WHAT IS EXPECTED
Retype the records from their start through the line that contains "table-cell: 34.5–38.5 (316, 427, 397, 450)", keeping every line unchanged.
━━━ RECORDED INFORMATION
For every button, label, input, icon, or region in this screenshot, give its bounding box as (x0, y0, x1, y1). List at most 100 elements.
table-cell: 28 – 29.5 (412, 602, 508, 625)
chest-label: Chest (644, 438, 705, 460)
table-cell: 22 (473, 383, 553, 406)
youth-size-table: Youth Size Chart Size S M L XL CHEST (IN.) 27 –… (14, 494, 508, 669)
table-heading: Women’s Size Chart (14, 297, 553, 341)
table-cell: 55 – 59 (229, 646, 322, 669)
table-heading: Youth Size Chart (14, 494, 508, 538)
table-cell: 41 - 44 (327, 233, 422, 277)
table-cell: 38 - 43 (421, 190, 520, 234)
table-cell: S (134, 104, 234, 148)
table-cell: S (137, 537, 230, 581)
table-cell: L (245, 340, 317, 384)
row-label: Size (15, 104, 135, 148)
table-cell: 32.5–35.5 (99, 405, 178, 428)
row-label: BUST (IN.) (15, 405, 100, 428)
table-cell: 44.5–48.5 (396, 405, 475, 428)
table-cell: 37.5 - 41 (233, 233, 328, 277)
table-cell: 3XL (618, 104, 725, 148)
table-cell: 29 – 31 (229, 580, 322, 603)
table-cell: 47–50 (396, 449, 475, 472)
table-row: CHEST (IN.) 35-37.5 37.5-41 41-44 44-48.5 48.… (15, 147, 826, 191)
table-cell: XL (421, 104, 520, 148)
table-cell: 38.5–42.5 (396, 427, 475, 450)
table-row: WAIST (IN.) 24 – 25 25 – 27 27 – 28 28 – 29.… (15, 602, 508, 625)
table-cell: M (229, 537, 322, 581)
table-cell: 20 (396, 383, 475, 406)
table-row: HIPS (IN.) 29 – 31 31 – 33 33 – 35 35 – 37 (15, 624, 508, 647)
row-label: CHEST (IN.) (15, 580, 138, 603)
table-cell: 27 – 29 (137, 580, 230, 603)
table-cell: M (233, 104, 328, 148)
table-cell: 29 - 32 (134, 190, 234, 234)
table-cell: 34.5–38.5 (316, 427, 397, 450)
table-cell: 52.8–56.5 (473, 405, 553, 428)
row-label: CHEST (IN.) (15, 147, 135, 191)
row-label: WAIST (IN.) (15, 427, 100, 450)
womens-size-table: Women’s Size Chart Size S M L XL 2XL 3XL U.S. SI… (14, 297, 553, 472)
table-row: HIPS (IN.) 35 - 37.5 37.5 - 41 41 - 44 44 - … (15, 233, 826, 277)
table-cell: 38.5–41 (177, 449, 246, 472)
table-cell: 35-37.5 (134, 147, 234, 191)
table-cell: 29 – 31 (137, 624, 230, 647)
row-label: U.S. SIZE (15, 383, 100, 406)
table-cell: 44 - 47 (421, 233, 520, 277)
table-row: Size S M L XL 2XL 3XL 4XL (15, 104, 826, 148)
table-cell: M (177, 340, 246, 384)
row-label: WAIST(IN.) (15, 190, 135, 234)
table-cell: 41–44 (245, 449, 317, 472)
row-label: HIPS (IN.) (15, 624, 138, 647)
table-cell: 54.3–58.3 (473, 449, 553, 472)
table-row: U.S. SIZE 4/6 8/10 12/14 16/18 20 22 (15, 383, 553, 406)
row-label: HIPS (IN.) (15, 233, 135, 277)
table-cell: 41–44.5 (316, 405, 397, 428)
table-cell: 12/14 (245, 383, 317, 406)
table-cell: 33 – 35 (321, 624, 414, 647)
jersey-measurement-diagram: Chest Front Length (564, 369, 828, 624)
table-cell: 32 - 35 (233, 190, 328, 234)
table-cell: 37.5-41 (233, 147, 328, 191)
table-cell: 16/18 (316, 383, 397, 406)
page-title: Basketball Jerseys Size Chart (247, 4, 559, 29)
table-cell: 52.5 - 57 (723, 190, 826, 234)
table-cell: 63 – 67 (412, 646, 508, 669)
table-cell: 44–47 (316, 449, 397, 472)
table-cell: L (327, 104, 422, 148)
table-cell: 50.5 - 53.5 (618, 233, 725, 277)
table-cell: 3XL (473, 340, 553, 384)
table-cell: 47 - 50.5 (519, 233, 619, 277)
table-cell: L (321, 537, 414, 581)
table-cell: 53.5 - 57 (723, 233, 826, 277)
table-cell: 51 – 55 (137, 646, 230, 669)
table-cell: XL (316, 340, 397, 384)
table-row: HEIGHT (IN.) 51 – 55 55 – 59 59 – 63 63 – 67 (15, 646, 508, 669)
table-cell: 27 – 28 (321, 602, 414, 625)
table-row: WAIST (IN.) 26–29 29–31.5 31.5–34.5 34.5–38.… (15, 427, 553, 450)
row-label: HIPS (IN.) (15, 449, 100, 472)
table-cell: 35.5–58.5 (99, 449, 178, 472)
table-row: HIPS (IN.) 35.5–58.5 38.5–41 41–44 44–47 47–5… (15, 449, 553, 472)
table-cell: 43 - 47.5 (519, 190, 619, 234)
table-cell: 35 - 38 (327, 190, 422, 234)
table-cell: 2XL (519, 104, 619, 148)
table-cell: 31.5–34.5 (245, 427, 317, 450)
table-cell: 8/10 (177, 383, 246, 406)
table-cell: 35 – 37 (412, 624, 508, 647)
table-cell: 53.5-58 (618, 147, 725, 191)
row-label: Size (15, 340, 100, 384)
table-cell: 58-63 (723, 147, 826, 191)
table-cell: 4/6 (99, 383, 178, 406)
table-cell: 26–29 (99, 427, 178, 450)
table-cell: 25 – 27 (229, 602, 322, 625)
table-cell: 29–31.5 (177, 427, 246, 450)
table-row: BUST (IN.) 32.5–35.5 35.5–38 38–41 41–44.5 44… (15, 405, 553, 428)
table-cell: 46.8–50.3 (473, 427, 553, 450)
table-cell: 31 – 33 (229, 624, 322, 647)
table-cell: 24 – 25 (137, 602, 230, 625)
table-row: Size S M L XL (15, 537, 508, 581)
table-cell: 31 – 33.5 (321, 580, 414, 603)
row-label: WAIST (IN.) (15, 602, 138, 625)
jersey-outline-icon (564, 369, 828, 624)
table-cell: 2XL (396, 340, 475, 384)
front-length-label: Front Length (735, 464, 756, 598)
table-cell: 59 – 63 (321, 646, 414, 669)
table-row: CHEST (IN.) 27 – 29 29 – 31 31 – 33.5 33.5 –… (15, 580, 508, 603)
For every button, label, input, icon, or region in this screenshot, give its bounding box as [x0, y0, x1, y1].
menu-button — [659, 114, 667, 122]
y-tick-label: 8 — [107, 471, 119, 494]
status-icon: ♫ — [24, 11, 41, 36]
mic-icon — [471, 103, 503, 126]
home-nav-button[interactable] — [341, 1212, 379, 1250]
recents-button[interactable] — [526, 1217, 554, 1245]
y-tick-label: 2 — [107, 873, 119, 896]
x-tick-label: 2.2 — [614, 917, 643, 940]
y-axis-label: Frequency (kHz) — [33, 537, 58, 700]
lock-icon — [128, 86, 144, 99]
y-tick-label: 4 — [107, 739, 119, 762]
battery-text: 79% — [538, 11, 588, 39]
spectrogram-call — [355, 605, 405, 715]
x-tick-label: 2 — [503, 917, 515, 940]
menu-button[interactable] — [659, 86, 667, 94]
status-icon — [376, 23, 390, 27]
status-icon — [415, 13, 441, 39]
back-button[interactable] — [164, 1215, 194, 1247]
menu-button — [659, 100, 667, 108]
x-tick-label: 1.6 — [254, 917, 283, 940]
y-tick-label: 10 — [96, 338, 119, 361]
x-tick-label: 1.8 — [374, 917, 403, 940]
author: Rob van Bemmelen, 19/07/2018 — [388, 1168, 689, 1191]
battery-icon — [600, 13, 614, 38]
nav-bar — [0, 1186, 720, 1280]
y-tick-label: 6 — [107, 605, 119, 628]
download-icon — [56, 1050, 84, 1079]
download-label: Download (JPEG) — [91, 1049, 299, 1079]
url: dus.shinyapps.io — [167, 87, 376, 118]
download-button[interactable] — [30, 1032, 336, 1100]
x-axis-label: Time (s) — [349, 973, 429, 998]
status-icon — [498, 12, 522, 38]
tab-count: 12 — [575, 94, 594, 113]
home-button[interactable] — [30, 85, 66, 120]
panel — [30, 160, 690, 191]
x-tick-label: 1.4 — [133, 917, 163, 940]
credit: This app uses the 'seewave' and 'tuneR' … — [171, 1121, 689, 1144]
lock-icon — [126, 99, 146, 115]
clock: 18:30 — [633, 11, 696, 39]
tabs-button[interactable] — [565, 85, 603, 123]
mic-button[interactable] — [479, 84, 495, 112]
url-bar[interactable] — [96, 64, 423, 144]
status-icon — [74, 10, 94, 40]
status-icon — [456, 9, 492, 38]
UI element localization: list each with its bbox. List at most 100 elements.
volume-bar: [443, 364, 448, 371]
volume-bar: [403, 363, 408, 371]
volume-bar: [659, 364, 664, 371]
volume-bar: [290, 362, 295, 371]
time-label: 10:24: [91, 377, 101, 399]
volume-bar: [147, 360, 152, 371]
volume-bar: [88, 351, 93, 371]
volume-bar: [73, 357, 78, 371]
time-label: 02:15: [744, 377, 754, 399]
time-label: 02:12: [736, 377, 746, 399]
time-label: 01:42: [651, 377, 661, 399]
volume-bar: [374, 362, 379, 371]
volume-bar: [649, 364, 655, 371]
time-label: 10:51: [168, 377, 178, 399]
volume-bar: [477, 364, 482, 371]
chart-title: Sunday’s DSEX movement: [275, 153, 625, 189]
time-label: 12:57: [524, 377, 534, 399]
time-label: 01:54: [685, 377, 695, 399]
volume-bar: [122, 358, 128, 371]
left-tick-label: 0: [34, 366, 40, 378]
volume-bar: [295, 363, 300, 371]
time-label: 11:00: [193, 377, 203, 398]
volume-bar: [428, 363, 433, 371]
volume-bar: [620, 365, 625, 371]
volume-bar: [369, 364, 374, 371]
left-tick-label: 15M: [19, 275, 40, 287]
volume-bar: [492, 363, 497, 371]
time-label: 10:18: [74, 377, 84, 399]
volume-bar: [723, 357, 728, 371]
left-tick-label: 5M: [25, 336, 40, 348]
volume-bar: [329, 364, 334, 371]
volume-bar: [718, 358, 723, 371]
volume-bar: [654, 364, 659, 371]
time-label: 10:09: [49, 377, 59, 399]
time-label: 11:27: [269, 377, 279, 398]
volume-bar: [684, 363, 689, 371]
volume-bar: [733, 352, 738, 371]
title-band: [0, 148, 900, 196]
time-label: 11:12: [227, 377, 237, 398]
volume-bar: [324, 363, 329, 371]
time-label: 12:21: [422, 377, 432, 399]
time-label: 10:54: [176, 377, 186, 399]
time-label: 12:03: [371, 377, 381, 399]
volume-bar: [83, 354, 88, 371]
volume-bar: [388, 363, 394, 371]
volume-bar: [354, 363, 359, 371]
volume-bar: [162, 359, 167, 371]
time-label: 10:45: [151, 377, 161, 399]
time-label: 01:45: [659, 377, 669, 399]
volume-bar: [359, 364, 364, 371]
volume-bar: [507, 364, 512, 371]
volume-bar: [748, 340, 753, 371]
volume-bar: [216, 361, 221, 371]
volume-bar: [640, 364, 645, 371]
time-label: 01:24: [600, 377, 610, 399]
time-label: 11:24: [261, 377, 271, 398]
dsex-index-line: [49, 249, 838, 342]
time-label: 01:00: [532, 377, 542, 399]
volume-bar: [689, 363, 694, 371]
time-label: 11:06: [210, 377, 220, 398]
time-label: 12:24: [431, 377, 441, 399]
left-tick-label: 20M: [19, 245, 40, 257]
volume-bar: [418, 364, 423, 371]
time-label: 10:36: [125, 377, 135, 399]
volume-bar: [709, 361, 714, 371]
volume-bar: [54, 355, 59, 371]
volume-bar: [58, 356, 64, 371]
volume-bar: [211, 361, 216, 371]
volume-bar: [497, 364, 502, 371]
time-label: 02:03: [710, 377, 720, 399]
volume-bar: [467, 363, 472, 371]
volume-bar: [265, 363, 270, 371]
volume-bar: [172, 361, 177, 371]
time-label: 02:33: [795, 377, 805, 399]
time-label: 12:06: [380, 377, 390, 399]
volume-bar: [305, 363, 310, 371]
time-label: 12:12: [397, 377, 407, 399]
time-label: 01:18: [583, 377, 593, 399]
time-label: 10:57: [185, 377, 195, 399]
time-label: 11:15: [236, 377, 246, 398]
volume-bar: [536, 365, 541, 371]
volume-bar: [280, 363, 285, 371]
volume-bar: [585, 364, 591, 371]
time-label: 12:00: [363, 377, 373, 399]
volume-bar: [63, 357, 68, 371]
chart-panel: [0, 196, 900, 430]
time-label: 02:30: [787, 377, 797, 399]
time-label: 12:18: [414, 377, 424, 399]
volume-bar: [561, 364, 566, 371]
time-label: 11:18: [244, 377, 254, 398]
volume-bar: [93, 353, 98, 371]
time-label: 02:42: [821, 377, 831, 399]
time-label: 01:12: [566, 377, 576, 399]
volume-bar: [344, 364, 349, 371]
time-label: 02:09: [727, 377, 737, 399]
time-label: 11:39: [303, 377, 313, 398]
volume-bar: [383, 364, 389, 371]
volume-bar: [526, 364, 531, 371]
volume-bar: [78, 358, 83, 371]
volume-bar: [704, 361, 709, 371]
━━━━━━
ANSWER TO THIS PROBLEM
For every button, label, input, icon, or region in this screenshot, give its bounding box as (x0, y0, x1, y1). List at most 100 elements.
table-cell: 28 – 29.5 (412, 602, 508, 625)
chest-label: Chest (644, 438, 705, 460)
table-cell: 22 (473, 383, 553, 406)
youth-size-table: Youth Size Chart Size S M L XL CHEST (IN.) 27 –… (14, 494, 508, 669)
table-heading: Women’s Size Chart (14, 297, 553, 341)
table-cell: 55 – 59 (229, 646, 322, 669)
table-heading: Youth Size Chart (14, 494, 508, 538)
table-cell: 41 - 44 (327, 233, 422, 277)
table-cell: 38 - 43 (421, 190, 520, 234)
table-cell: S (134, 104, 234, 148)
table-cell: S (137, 537, 230, 581)
table-cell: L (245, 340, 317, 384)
row-label: Size (15, 104, 135, 148)
table-cell: 32.5–35.5 (99, 405, 178, 428)
row-label: BUST (IN.) (15, 405, 100, 428)
table-cell: 44.5–48.5 (396, 405, 475, 428)
table-cell: 37.5 - 41 (233, 233, 328, 277)
table-cell: 3XL (618, 104, 725, 148)
table-cell: 29 – 31 (229, 580, 322, 603)
table-cell: 47–50 (396, 449, 475, 472)
table-row: CHEST (IN.) 35-37.5 37.5-41 41-44 44-48.5 48.… (15, 147, 826, 191)
table-cell: XL (421, 104, 520, 148)
table-cell: 38.5–42.5 (396, 427, 475, 450)
table-row: WAIST (IN.) 24 – 25 25 – 27 27 – 28 28 – 29.… (15, 602, 508, 625)
table-cell: M (229, 537, 322, 581)
table-cell: 20 (396, 383, 475, 406)
table-row: HIPS (IN.) 29 – 31 31 – 33 33 – 35 35 – 37 (15, 624, 508, 647)
row-label: CHEST (IN.) (15, 580, 138, 603)
table-cell: 27 – 29 (137, 580, 230, 603)
table-cell: M (233, 104, 328, 148)
table-cell: 29 - 32 (134, 190, 234, 234)
table-cell: 34.5–38.5 (316, 427, 397, 450)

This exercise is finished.